TASK INSTRUCTIONS = Report, word for word, every line of the material that contains "this".

------ ENTRIES SHOWN

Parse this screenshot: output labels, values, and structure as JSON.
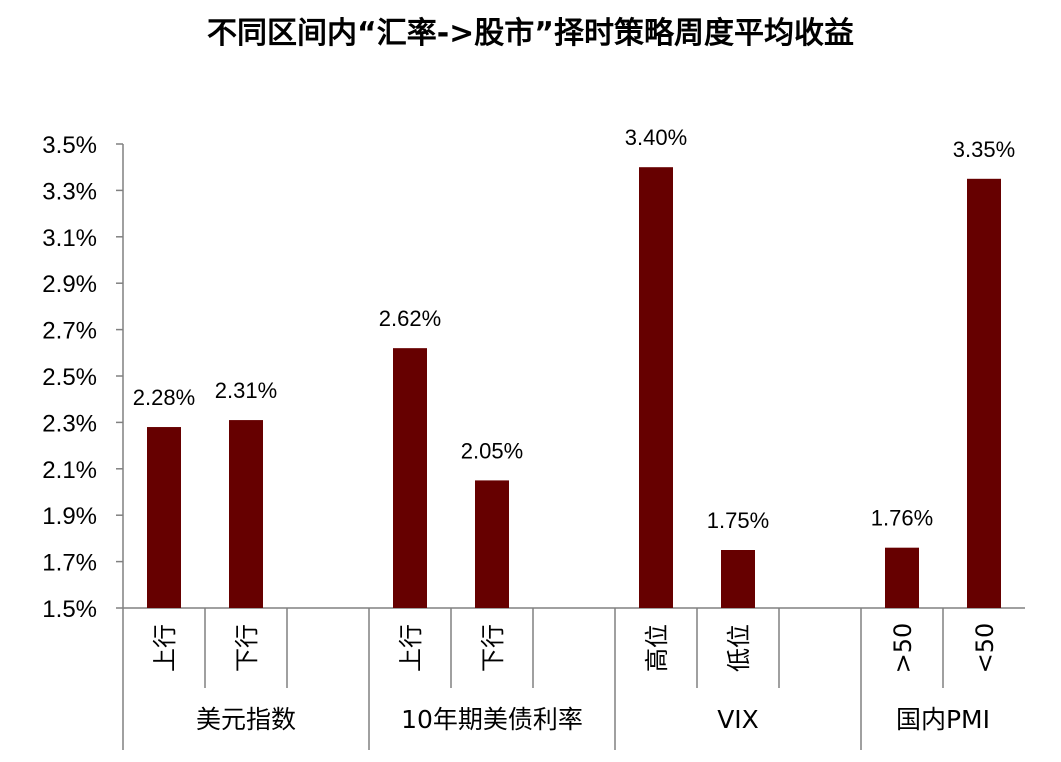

------------
------ ENTRIES SHOWN

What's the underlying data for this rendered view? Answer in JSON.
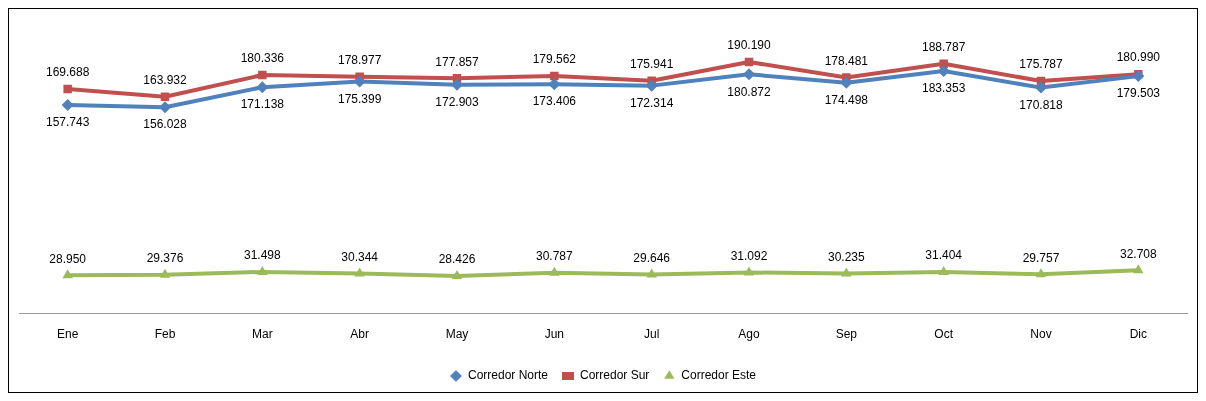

------------
------ ENTRIES SHOWN

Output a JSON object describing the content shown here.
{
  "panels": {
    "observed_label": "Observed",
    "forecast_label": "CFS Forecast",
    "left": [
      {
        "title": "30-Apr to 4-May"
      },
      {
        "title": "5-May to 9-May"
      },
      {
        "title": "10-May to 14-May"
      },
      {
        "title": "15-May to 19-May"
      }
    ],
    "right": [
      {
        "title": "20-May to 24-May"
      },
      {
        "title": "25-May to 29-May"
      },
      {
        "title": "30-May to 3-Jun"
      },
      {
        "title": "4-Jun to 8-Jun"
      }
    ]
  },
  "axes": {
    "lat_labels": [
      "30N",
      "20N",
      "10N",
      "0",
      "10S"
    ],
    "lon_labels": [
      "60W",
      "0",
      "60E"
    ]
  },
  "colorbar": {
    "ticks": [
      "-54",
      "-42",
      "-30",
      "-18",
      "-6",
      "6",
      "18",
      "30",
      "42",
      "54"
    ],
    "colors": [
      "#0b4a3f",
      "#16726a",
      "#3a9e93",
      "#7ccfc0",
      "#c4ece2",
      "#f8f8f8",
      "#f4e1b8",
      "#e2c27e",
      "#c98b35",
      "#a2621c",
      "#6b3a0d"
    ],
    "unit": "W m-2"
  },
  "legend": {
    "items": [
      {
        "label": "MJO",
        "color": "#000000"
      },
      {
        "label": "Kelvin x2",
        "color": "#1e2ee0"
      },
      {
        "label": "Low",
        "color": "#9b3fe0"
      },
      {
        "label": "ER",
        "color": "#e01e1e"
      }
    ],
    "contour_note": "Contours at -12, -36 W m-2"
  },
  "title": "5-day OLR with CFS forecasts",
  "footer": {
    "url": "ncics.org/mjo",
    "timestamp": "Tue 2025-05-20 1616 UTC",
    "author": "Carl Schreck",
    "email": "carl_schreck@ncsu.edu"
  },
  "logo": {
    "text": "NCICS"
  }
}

------------

FINAL RESULT =
Parse this screenshot: output labels, values, and structure as JSON.
What's the underlying data for this rendered view? Answer in JSON.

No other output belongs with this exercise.